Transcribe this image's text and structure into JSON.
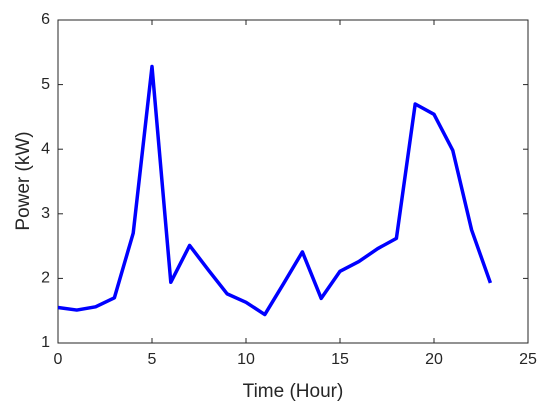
{
  "chart_data": {
    "type": "line",
    "x_label": "Time (Hour)",
    "y_label": "Power (kW)",
    "x": [
      0,
      1,
      2,
      3,
      4,
      5,
      6,
      7,
      8,
      9,
      10,
      11,
      12,
      13,
      14,
      15,
      16,
      17,
      18,
      19,
      20,
      21,
      22,
      23
    ],
    "values": [
      1.55,
      1.51,
      1.56,
      1.7,
      2.7,
      5.28,
      1.94,
      2.51,
      2.13,
      1.76,
      1.63,
      1.44,
      1.92,
      2.41,
      1.69,
      2.11,
      2.26,
      2.46,
      2.62,
      4.7,
      4.54,
      3.98,
      2.75,
      1.93
    ],
    "color": "#0000ff",
    "xlim": [
      0,
      25
    ],
    "xticks": [
      0,
      5,
      10,
      15,
      20,
      25
    ],
    "ylim": [
      1,
      6
    ],
    "yticks": [
      1,
      2,
      3,
      4,
      5,
      6
    ],
    "grid": false
  }
}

• _Required work_:
Repeat the data exactly, without the pictures.

• _Result of this exercise_:
Transcribe this image's text and structure into JSON.
{
  "chart_data": {
    "type": "line",
    "x_label": "Time (Hour)",
    "y_label": "Power (kW)",
    "x": [
      0,
      1,
      2,
      3,
      4,
      5,
      6,
      7,
      8,
      9,
      10,
      11,
      12,
      13,
      14,
      15,
      16,
      17,
      18,
      19,
      20,
      21,
      22,
      23
    ],
    "values": [
      1.55,
      1.51,
      1.56,
      1.7,
      2.7,
      5.28,
      1.94,
      2.51,
      2.13,
      1.76,
      1.63,
      1.44,
      1.92,
      2.41,
      1.69,
      2.11,
      2.26,
      2.46,
      2.62,
      4.7,
      4.54,
      3.98,
      2.75,
      1.93
    ],
    "color": "#0000ff",
    "xlim": [
      0,
      25
    ],
    "xticks": [
      0,
      5,
      10,
      15,
      20,
      25
    ],
    "ylim": [
      1,
      6
    ],
    "yticks": [
      1,
      2,
      3,
      4,
      5,
      6
    ],
    "grid": false
  }
}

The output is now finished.